DIRECTIONS FOR THIS TASK:
Wherever "JSON" appears in a line, copy that line.

── PROVIDED DATA ──

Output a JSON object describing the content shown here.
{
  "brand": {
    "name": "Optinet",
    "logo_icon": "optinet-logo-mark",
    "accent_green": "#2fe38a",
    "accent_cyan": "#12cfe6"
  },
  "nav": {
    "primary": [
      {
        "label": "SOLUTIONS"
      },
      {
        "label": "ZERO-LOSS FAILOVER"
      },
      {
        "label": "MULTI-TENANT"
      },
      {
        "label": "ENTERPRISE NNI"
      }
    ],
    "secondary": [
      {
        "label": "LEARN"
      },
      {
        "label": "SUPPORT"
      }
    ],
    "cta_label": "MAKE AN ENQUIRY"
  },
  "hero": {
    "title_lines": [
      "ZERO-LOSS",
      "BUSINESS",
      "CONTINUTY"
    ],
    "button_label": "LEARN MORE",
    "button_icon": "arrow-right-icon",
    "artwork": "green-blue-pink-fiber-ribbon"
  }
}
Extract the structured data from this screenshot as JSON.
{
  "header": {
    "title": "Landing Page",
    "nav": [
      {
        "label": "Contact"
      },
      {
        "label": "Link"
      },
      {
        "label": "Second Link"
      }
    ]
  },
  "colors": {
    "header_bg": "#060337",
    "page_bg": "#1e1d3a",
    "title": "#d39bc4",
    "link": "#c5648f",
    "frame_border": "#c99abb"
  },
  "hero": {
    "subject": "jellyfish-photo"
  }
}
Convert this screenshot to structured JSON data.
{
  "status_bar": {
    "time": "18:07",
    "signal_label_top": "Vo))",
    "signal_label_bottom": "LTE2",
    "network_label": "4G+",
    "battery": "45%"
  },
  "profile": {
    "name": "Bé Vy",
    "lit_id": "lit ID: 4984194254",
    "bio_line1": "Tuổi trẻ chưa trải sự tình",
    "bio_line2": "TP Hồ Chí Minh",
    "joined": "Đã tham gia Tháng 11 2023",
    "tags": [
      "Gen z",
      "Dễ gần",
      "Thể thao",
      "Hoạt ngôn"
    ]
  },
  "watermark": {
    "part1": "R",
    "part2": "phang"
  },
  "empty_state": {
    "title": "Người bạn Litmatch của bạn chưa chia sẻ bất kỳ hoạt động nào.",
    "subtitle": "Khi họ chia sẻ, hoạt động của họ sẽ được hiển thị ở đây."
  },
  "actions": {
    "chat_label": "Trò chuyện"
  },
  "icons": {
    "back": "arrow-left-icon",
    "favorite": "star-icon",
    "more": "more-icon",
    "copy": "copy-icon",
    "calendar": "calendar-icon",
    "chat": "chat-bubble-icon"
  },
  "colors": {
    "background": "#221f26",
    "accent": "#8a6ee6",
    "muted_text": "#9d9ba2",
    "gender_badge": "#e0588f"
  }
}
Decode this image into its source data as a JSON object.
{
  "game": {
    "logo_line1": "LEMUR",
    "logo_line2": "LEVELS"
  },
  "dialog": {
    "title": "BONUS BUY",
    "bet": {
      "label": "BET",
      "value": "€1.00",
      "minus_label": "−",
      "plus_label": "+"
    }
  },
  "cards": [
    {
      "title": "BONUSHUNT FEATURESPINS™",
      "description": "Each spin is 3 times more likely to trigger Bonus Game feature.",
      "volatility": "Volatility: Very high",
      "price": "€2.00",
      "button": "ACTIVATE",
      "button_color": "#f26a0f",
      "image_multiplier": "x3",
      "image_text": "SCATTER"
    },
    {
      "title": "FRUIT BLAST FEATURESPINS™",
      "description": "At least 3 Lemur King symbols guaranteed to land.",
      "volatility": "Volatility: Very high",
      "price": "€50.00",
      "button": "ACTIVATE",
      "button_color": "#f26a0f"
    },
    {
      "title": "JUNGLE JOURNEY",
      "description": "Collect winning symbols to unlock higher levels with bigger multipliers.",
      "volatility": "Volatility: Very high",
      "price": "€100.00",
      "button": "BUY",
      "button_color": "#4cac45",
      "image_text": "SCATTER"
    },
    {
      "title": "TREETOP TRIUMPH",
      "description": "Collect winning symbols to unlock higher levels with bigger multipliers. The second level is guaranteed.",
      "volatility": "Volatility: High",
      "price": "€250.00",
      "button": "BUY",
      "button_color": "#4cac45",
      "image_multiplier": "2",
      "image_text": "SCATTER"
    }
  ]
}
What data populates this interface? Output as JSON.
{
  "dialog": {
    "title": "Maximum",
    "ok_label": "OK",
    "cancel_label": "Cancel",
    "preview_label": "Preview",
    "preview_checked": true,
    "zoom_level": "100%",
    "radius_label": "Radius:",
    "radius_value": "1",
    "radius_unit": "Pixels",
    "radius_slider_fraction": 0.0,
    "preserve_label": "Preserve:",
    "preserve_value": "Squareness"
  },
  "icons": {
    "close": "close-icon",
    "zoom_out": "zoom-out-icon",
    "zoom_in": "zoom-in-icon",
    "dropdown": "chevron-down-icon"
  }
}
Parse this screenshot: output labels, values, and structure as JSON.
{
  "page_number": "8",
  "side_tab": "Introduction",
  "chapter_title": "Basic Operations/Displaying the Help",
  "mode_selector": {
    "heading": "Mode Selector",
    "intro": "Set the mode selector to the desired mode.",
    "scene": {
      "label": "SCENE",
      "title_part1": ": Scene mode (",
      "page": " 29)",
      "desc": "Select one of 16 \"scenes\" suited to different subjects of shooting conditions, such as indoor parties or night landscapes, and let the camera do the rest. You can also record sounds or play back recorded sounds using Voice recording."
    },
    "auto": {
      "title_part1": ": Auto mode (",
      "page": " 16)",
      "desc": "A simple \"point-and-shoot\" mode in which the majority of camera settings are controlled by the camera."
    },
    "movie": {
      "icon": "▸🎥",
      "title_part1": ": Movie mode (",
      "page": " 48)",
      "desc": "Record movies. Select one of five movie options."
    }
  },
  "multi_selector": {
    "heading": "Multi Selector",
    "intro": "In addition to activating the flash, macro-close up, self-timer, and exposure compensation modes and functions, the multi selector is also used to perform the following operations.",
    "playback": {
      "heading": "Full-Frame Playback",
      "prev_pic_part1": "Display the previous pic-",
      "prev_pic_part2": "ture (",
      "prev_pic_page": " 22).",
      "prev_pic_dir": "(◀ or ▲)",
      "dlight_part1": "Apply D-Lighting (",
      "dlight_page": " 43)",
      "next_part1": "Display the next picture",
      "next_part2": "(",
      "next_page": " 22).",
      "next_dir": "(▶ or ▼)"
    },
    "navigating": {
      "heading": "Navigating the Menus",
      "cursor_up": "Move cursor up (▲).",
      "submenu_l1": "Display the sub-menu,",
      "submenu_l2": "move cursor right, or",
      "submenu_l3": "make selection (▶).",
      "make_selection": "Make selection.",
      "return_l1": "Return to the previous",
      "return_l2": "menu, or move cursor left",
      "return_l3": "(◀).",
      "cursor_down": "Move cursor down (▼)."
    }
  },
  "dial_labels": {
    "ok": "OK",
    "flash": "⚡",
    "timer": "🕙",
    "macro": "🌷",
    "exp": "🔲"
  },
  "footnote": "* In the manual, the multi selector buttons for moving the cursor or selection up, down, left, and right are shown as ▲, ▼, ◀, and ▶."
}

───

TASK RESULT:
Output a JSON object describing the content shown here.
Extract the structured data from this screenshot as JSON.
Convert this screenshot to structured JSON data.
Decode this image into its source data as a JSON object.
What data populates this interface? Output as JSON.
Parse this screenshot: output labels, values, and structure as JSON.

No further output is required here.